Dataset records:
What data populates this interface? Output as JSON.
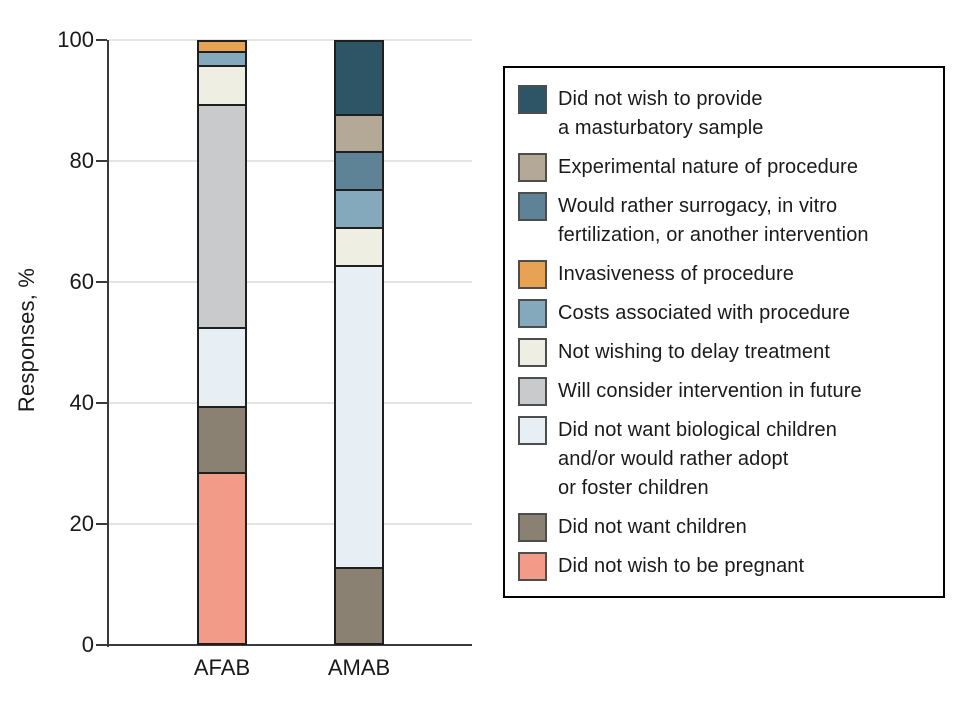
{
  "figure": {
    "background": "#ffffff",
    "axis_color": "#3a3a3a",
    "gridline_color": "#e4e4e4",
    "segment_border_color": "#1f1f1f"
  },
  "chart_data": {
    "type": "bar",
    "stacked": true,
    "title": "",
    "xlabel": "",
    "ylabel": "Responses, %",
    "ylim": [
      0,
      100
    ],
    "yticks": [
      0,
      20,
      40,
      60,
      80,
      100
    ],
    "grid": true,
    "categories": [
      "AFAB",
      "AMAB"
    ],
    "series": [
      {
        "name": "Did not wish to be pregnant",
        "color": "#F19B88",
        "values": [
          28.3,
          0
        ]
      },
      {
        "name": "Did not want children",
        "color": "#8B8173",
        "values": [
          10.9,
          12.5
        ]
      },
      {
        "name": "Did not want biological children and/or would rather adopt or foster children",
        "color": "#E7EFF4",
        "values": [
          13.0,
          50.0
        ]
      },
      {
        "name": "Will consider intervention in future",
        "color": "#C8CACC",
        "values": [
          37.0,
          0
        ]
      },
      {
        "name": "Not wishing to delay treatment",
        "color": "#EFEEE3",
        "values": [
          6.5,
          6.25
        ]
      },
      {
        "name": "Costs associated with procedure",
        "color": "#84A9BC",
        "values": [
          2.2,
          6.25
        ]
      },
      {
        "name": "Invasiveness of procedure",
        "color": "#E8A254",
        "values": [
          2.2,
          0
        ]
      },
      {
        "name": "Would rather surrogacy, in vitro fertilization, or another intervention",
        "color": "#5F8396",
        "values": [
          0,
          6.25
        ]
      },
      {
        "name": "Experimental nature of procedure",
        "color": "#B4A996",
        "values": [
          0,
          6.25
        ]
      },
      {
        "name": "Did not wish to provide a masturbatory sample",
        "color": "#2E5565",
        "values": [
          0,
          12.5
        ]
      }
    ],
    "legend": {
      "position": "right",
      "items": [
        {
          "label": "Did not wish to provide\na masturbatory sample",
          "color": "#2E5565"
        },
        {
          "label": "Experimental nature of procedure",
          "color": "#B4A996"
        },
        {
          "label": "Would rather surrogacy, in vitro\nfertilization, or another intervention",
          "color": "#5F8396"
        },
        {
          "label": "Invasiveness of procedure",
          "color": "#E8A254"
        },
        {
          "label": "Costs associated with procedure",
          "color": "#84A9BC"
        },
        {
          "label": "Not wishing to delay treatment",
          "color": "#EFEEE3"
        },
        {
          "label": "Will consider intervention in future",
          "color": "#C8CACC"
        },
        {
          "label": "Did not want biological children\nand/or would rather adopt\nor foster children",
          "color": "#E7EFF4"
        },
        {
          "label": "Did not want children",
          "color": "#8B8173"
        },
        {
          "label": "Did not wish to be pregnant",
          "color": "#F19B88"
        }
      ]
    }
  }
}
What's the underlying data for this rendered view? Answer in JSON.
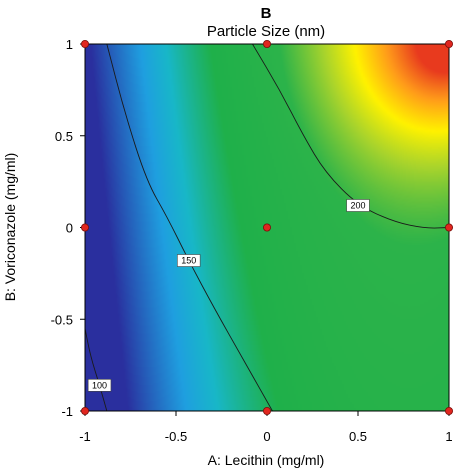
{
  "panel_label": "B",
  "chart_data": {
    "type": "heatmap",
    "title": "Particle Size (nm)",
    "xlabel": "A: Lecithin (mg/ml)",
    "ylabel": "B: Voriconazole (mg/ml)",
    "xlim": [
      -1,
      1
    ],
    "ylim": [
      -1,
      1
    ],
    "x_ticks": [
      "-1",
      "-0.5",
      "0",
      "0.5",
      "1"
    ],
    "y_ticks": [
      "-1",
      "-0.5",
      "0",
      "0.5",
      "1"
    ],
    "colorscale": [
      "#2a2f9e",
      "#1f9fe0",
      "#18b7c8",
      "#1fb04a",
      "#2cb34a",
      "#a9d42c",
      "#fff200",
      "#ff9a1a",
      "#e83a1e"
    ],
    "contours": [
      {
        "label": "100",
        "value": 100,
        "points": [
          [
            -1,
            -0.55
          ],
          [
            -0.97,
            -0.7
          ],
          [
            -0.92,
            -0.86
          ],
          [
            -0.88,
            -1
          ]
        ]
      },
      {
        "label": "150",
        "value": 150,
        "points": [
          [
            -0.88,
            1
          ],
          [
            -0.78,
            0.62
          ],
          [
            -0.66,
            0.25
          ],
          [
            -0.55,
            0.06
          ],
          [
            -0.43,
            -0.18
          ],
          [
            -0.29,
            -0.44
          ],
          [
            -0.13,
            -0.72
          ],
          [
            0.03,
            -1
          ]
        ]
      },
      {
        "label": "200",
        "value": 200,
        "points": [
          [
            -0.08,
            1
          ],
          [
            0.07,
            0.75
          ],
          [
            0.2,
            0.5
          ],
          [
            0.32,
            0.3
          ],
          [
            0.5,
            0.12
          ],
          [
            0.7,
            0.03
          ],
          [
            0.87,
            -0.005
          ],
          [
            1,
            0
          ]
        ]
      }
    ],
    "design_points": [
      [
        -1,
        1
      ],
      [
        0,
        1
      ],
      [
        1,
        1
      ],
      [
        -1,
        0
      ],
      [
        0,
        0
      ],
      [
        1,
        0
      ],
      [
        -1,
        -1
      ],
      [
        0,
        -1
      ],
      [
        1,
        -1
      ]
    ]
  }
}
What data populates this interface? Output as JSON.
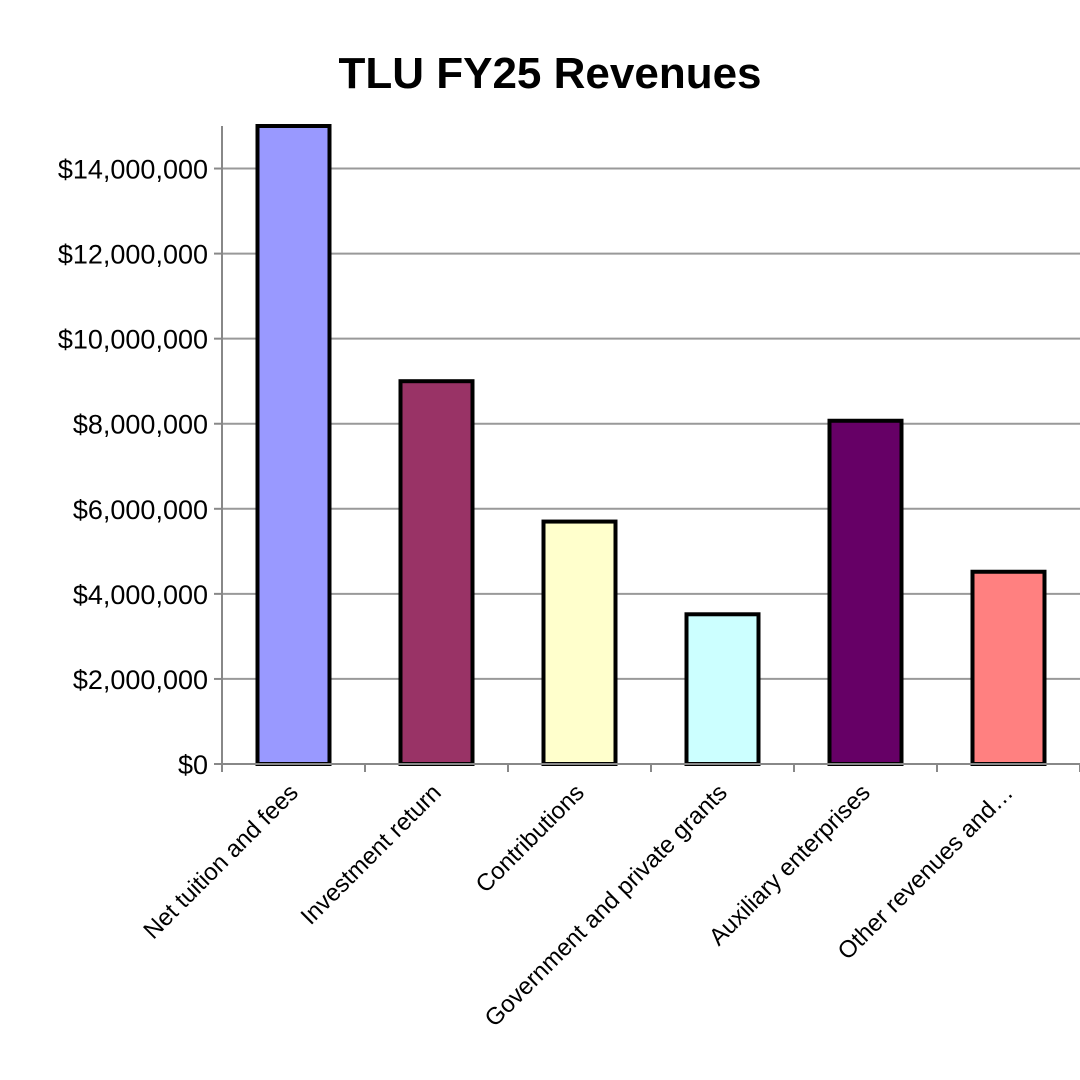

What needs to be done.
Copy all lines in the listing above where the string "want" appears.

Output below.
        "name": "Did not want children",
        "name": "Did not want biological children and/or would rather adopt or foster children",
          "label": "Did not want biological children\nand/or would rather adopt\nor foster children",
          "label": "Did not want children",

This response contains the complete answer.